(Source data)
────────

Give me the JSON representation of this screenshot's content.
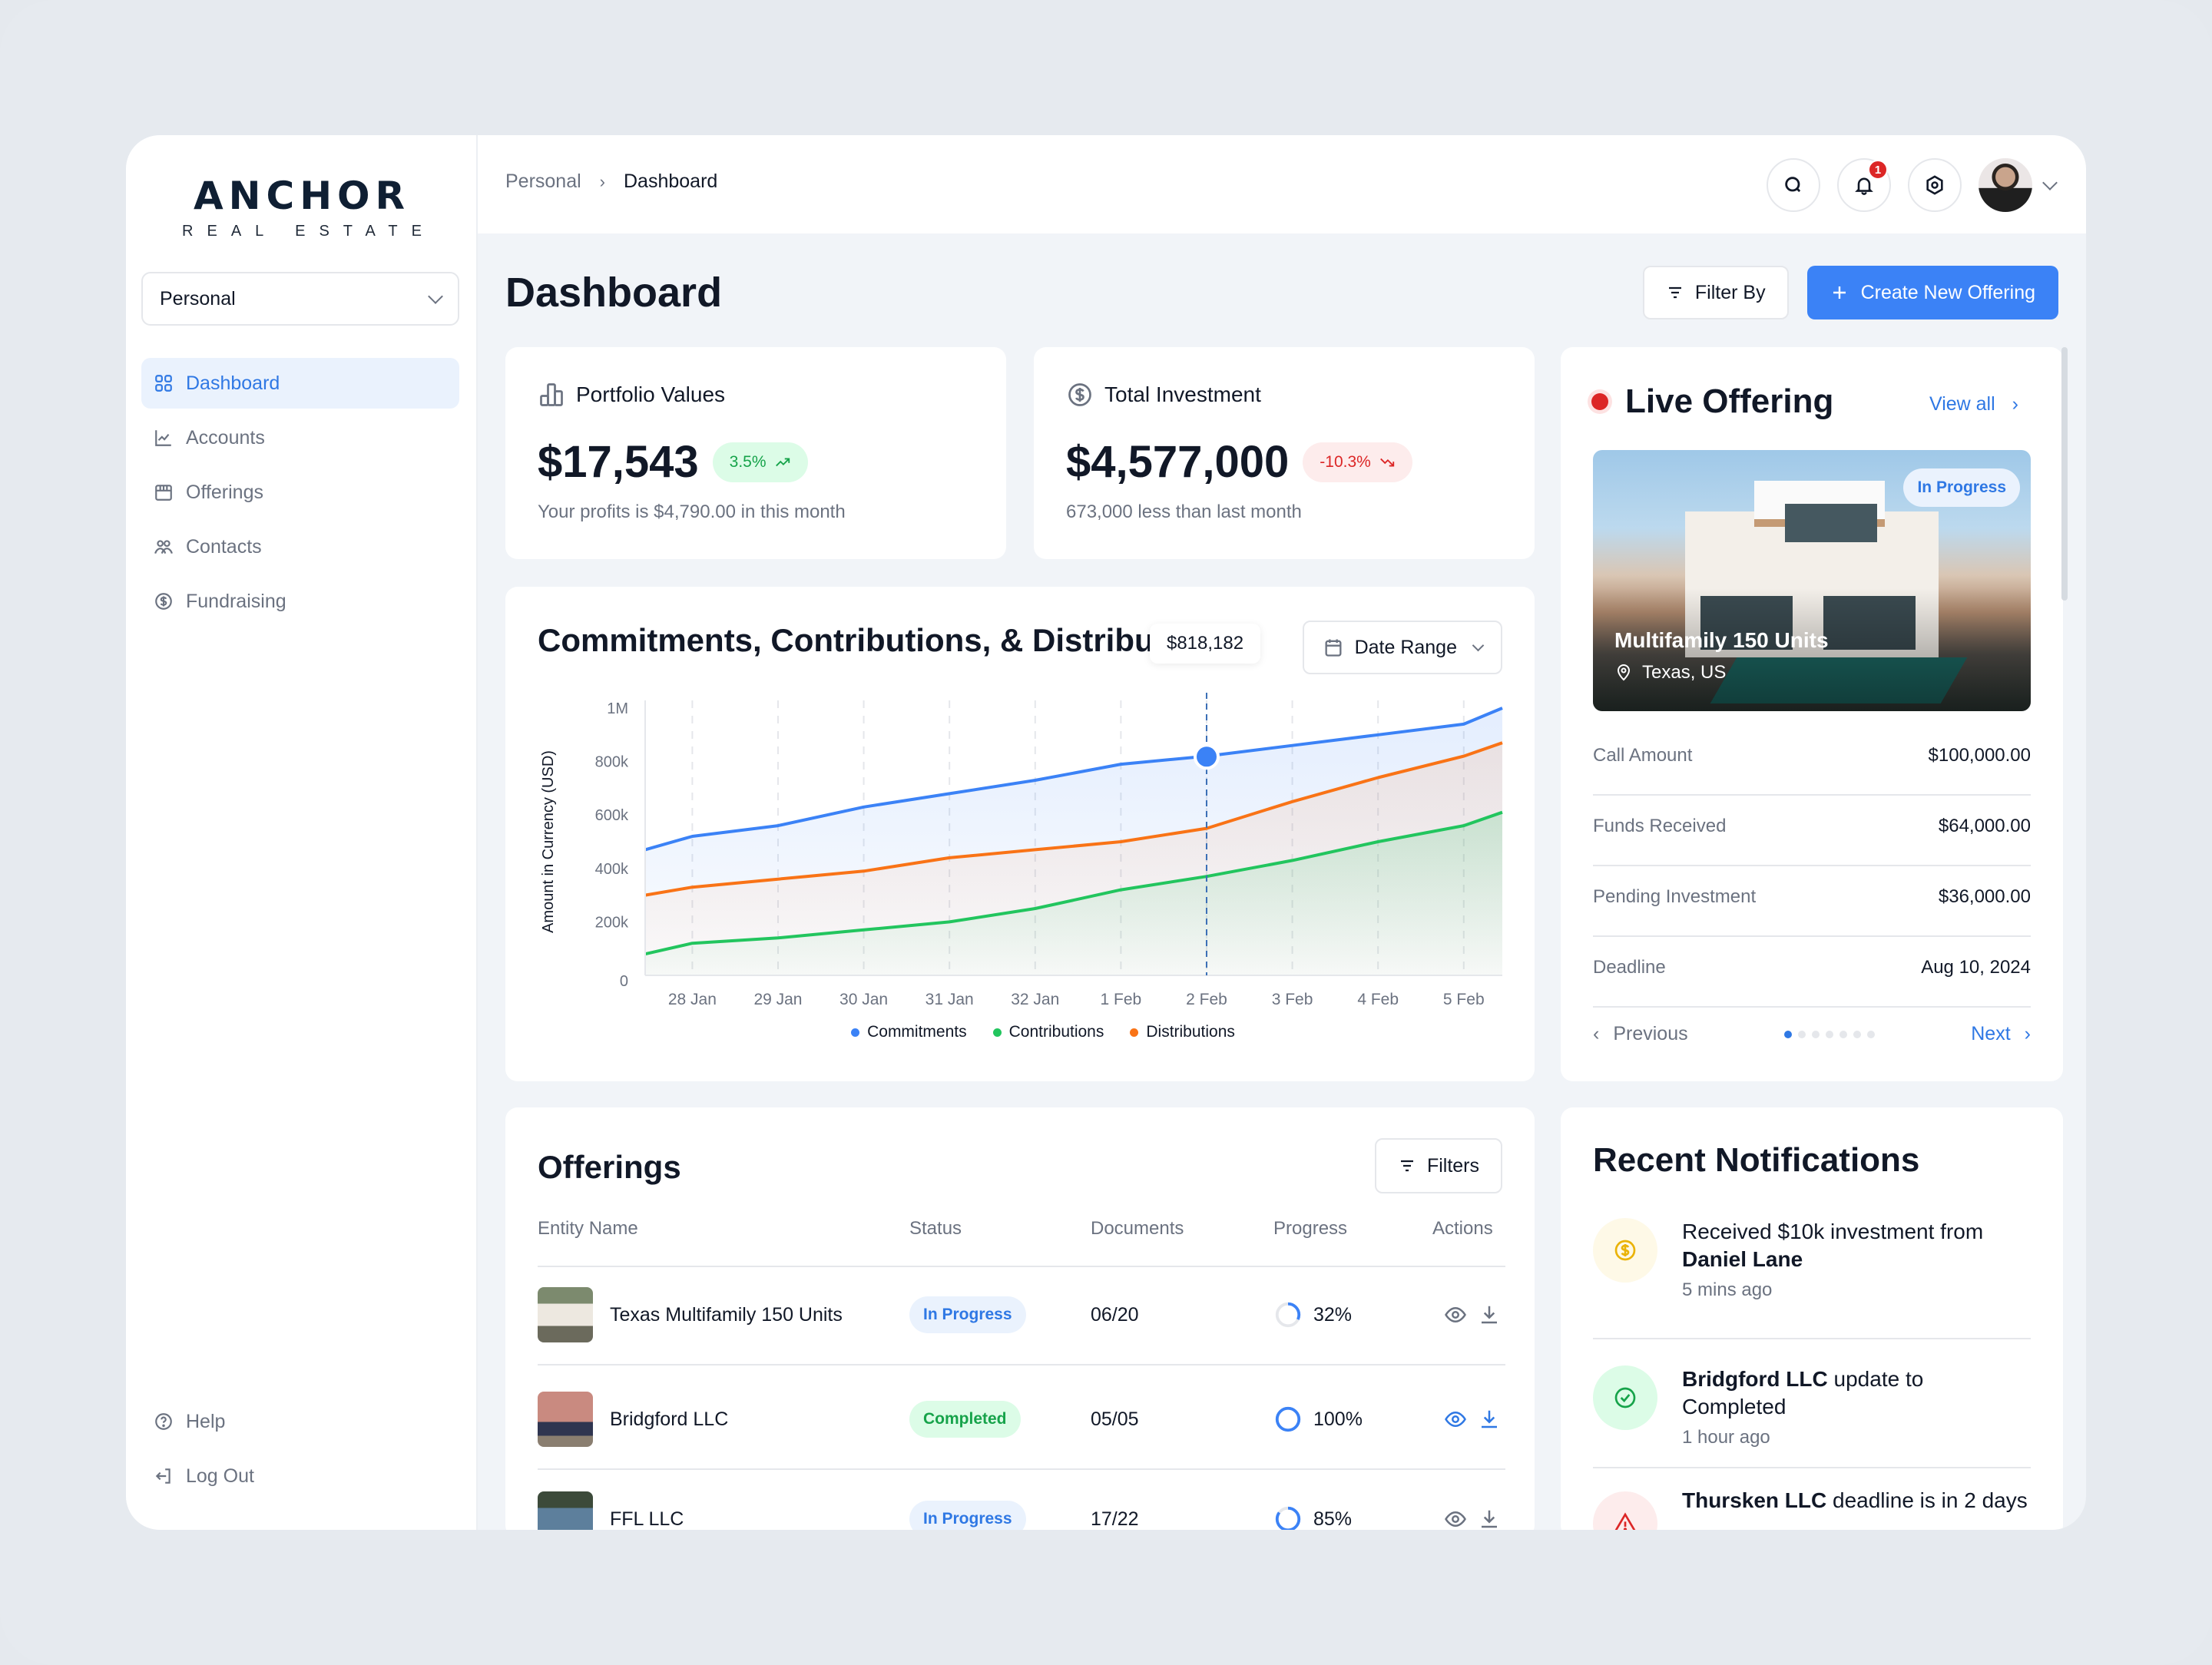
{
  "brand": {
    "name": "ANCHOR",
    "tagline": "REAL ESTATE"
  },
  "workspace_select": {
    "value": "Personal"
  },
  "sidebar": {
    "items": [
      {
        "label": "Dashboard",
        "icon": "grid-icon",
        "active": true
      },
      {
        "label": "Accounts",
        "icon": "chart-line-icon",
        "active": false
      },
      {
        "label": "Offerings",
        "icon": "storefront-icon",
        "active": false
      },
      {
        "label": "Contacts",
        "icon": "users-icon",
        "active": false
      },
      {
        "label": "Fundraising",
        "icon": "dollar-circle-icon",
        "active": false
      }
    ],
    "bottom": [
      {
        "label": "Help",
        "icon": "help-circle-icon"
      },
      {
        "label": "Log Out",
        "icon": "logout-icon"
      }
    ]
  },
  "topbar": {
    "breadcrumb": [
      "Personal",
      "Dashboard"
    ],
    "notification_count": "1"
  },
  "page": {
    "title": "Dashboard",
    "filter_label": "Filter By",
    "create_label": "Create New Offering"
  },
  "stats": [
    {
      "title": "Portfolio Values",
      "value": "$17,543",
      "change": "3.5%",
      "trend": "up",
      "sub": "Your profits is $4,790.00 in this month"
    },
    {
      "title": "Total Investment",
      "value": "$4,577,000",
      "change": "-10.3%",
      "trend": "down",
      "sub": "673,000 less than last month"
    }
  ],
  "chart_card": {
    "title": "Commitments, Contributions, & Distributions",
    "date_range_label": "Date Range",
    "tooltip": "$818,182"
  },
  "chart_data": {
    "type": "area",
    "title": "Commitments, Contributions, & Distributions",
    "xlabel": "",
    "ylabel": "Amount in Currency (USD)",
    "ylim": [
      0,
      1000000
    ],
    "y_ticks": [
      "0",
      "200k",
      "400k",
      "600k",
      "800k",
      "1M"
    ],
    "categories": [
      "28 Jan",
      "29 Jan",
      "30 Jan",
      "31 Jan",
      "32 Jan",
      "1 Feb",
      "2 Feb",
      "3 Feb",
      "4 Feb",
      "5 Feb"
    ],
    "x": [
      -0.55,
      0,
      1,
      2,
      3,
      4,
      5,
      6,
      7,
      8,
      9,
      9.45
    ],
    "series": [
      {
        "name": "Commitments",
        "color": "#3b82f6",
        "values": [
          470000,
          520000,
          560000,
          630000,
          680000,
          730000,
          790000,
          820000,
          860000,
          900000,
          940000,
          1000000
        ]
      },
      {
        "name": "Contributions",
        "color": "#22c55e",
        "values": [
          80000,
          120000,
          140000,
          170000,
          200000,
          250000,
          320000,
          370000,
          430000,
          500000,
          560000,
          610000
        ]
      },
      {
        "name": "Distributions",
        "color": "#f97316",
        "values": [
          300000,
          330000,
          360000,
          390000,
          440000,
          470000,
          500000,
          550000,
          650000,
          740000,
          820000,
          870000
        ]
      }
    ],
    "highlight": {
      "category": "2 Feb",
      "series": "Commitments",
      "value": 818182,
      "label": "$818,182"
    },
    "grid": true,
    "legend": "bottom-center"
  },
  "live_offering": {
    "title": "Live Offering",
    "view_all": "View all",
    "status": "In Progress",
    "name": "Multifamily 150 Units",
    "location": "Texas, US",
    "details": [
      {
        "label": "Call Amount",
        "value": "$100,000.00"
      },
      {
        "label": "Funds Received",
        "value": "$64,000.00"
      },
      {
        "label": "Pending Investment",
        "value": "$36,000.00"
      },
      {
        "label": "Deadline",
        "value": "Aug 10, 2024"
      }
    ],
    "prev_label": "Previous",
    "next_label": "Next",
    "page_count": 7,
    "current_page": 1
  },
  "offerings": {
    "title": "Offerings",
    "filters_label": "Filters",
    "columns": [
      "Entity Name",
      "Status",
      "Documents",
      "Progress",
      "Actions"
    ],
    "rows": [
      {
        "name": "Texas Multifamily 150 Units",
        "status": "In Progress",
        "documents": "06/20",
        "progress": "32%",
        "progress_value": 0.32
      },
      {
        "name": "Bridgford LLC",
        "status": "Completed",
        "documents": "05/05",
        "progress": "100%",
        "progress_value": 1.0
      },
      {
        "name": "FFL LLC",
        "status": "In Progress",
        "documents": "17/22",
        "progress": "85%",
        "progress_value": 0.85
      }
    ]
  },
  "notifications": {
    "title": "Recent Notifications",
    "items": [
      {
        "pre": "Received $10k investment from ",
        "bold": "Daniel Lane",
        "post": "",
        "time": "5 mins ago",
        "icon": "dollar-icon",
        "color": "#eab308",
        "bg": "#fef9e7"
      },
      {
        "pre": "",
        "bold": "Bridgford LLC",
        "post": " update to Completed",
        "time": "1 hour ago",
        "icon": "check-circle-icon",
        "color": "#16a34a",
        "bg": "#dcfce7"
      },
      {
        "pre": "",
        "bold": "Thursken LLC",
        "post": " deadline is in 2 days",
        "time": "",
        "icon": "warning-icon",
        "color": "#dc2626",
        "bg": "#fdecec"
      }
    ]
  }
}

────────

Every record must be copied exactly, with images dropped from the result.

Give me the JSON representation of this screenshot's content.
{
  "brand": {
    "name": "ANCHOR",
    "tagline": "REAL ESTATE"
  },
  "workspace_select": {
    "value": "Personal"
  },
  "sidebar": {
    "items": [
      {
        "label": "Dashboard",
        "icon": "grid-icon",
        "active": true
      },
      {
        "label": "Accounts",
        "icon": "chart-line-icon",
        "active": false
      },
      {
        "label": "Offerings",
        "icon": "storefront-icon",
        "active": false
      },
      {
        "label": "Contacts",
        "icon": "users-icon",
        "active": false
      },
      {
        "label": "Fundraising",
        "icon": "dollar-circle-icon",
        "active": false
      }
    ],
    "bottom": [
      {
        "label": "Help",
        "icon": "help-circle-icon"
      },
      {
        "label": "Log Out",
        "icon": "logout-icon"
      }
    ]
  },
  "topbar": {
    "breadcrumb": [
      "Personal",
      "Dashboard"
    ],
    "notification_count": "1"
  },
  "page": {
    "title": "Dashboard",
    "filter_label": "Filter By",
    "create_label": "Create New Offering"
  },
  "stats": [
    {
      "title": "Portfolio Values",
      "value": "$17,543",
      "change": "3.5%",
      "trend": "up",
      "sub": "Your profits is $4,790.00 in this month"
    },
    {
      "title": "Total Investment",
      "value": "$4,577,000",
      "change": "-10.3%",
      "trend": "down",
      "sub": "673,000 less than last month"
    }
  ],
  "chart_card": {
    "title": "Commitments, Contributions, & Distributions",
    "date_range_label": "Date Range",
    "tooltip": "$818,182"
  },
  "chart_data": {
    "type": "area",
    "title": "Commitments, Contributions, & Distributions",
    "xlabel": "",
    "ylabel": "Amount in Currency (USD)",
    "ylim": [
      0,
      1000000
    ],
    "y_ticks": [
      "0",
      "200k",
      "400k",
      "600k",
      "800k",
      "1M"
    ],
    "categories": [
      "28 Jan",
      "29 Jan",
      "30 Jan",
      "31 Jan",
      "32 Jan",
      "1 Feb",
      "2 Feb",
      "3 Feb",
      "4 Feb",
      "5 Feb"
    ],
    "x": [
      -0.55,
      0,
      1,
      2,
      3,
      4,
      5,
      6,
      7,
      8,
      9,
      9.45
    ],
    "series": [
      {
        "name": "Commitments",
        "color": "#3b82f6",
        "values": [
          470000,
          520000,
          560000,
          630000,
          680000,
          730000,
          790000,
          820000,
          860000,
          900000,
          940000,
          1000000
        ]
      },
      {
        "name": "Contributions",
        "color": "#22c55e",
        "values": [
          80000,
          120000,
          140000,
          170000,
          200000,
          250000,
          320000,
          370000,
          430000,
          500000,
          560000,
          610000
        ]
      },
      {
        "name": "Distributions",
        "color": "#f97316",
        "values": [
          300000,
          330000,
          360000,
          390000,
          440000,
          470000,
          500000,
          550000,
          650000,
          740000,
          820000,
          870000
        ]
      }
    ],
    "highlight": {
      "category": "2 Feb",
      "series": "Commitments",
      "value": 818182,
      "label": "$818,182"
    },
    "grid": true,
    "legend": "bottom-center"
  },
  "live_offering": {
    "title": "Live Offering",
    "view_all": "View all",
    "status": "In Progress",
    "name": "Multifamily 150 Units",
    "location": "Texas, US",
    "details": [
      {
        "label": "Call Amount",
        "value": "$100,000.00"
      },
      {
        "label": "Funds Received",
        "value": "$64,000.00"
      },
      {
        "label": "Pending Investment",
        "value": "$36,000.00"
      },
      {
        "label": "Deadline",
        "value": "Aug 10, 2024"
      }
    ],
    "prev_label": "Previous",
    "next_label": "Next",
    "page_count": 7,
    "current_page": 1
  },
  "offerings": {
    "title": "Offerings",
    "filters_label": "Filters",
    "columns": [
      "Entity Name",
      "Status",
      "Documents",
      "Progress",
      "Actions"
    ],
    "rows": [
      {
        "name": "Texas Multifamily 150 Units",
        "status": "In Progress",
        "documents": "06/20",
        "progress": "32%",
        "progress_value": 0.32
      },
      {
        "name": "Bridgford LLC",
        "status": "Completed",
        "documents": "05/05",
        "progress": "100%",
        "progress_value": 1.0
      },
      {
        "name": "FFL LLC",
        "status": "In Progress",
        "documents": "17/22",
        "progress": "85%",
        "progress_value": 0.85
      }
    ]
  },
  "notifications": {
    "title": "Recent Notifications",
    "items": [
      {
        "pre": "Received $10k investment from ",
        "bold": "Daniel Lane",
        "post": "",
        "time": "5 mins ago",
        "icon": "dollar-icon",
        "color": "#eab308",
        "bg": "#fef9e7"
      },
      {
        "pre": "",
        "bold": "Bridgford LLC",
        "post": " update to Completed",
        "time": "1 hour ago",
        "icon": "check-circle-icon",
        "color": "#16a34a",
        "bg": "#dcfce7"
      },
      {
        "pre": "",
        "bold": "Thursken LLC",
        "post": " deadline is in 2 days",
        "time": "",
        "icon": "warning-icon",
        "color": "#dc2626",
        "bg": "#fdecec"
      }
    ]
  }
}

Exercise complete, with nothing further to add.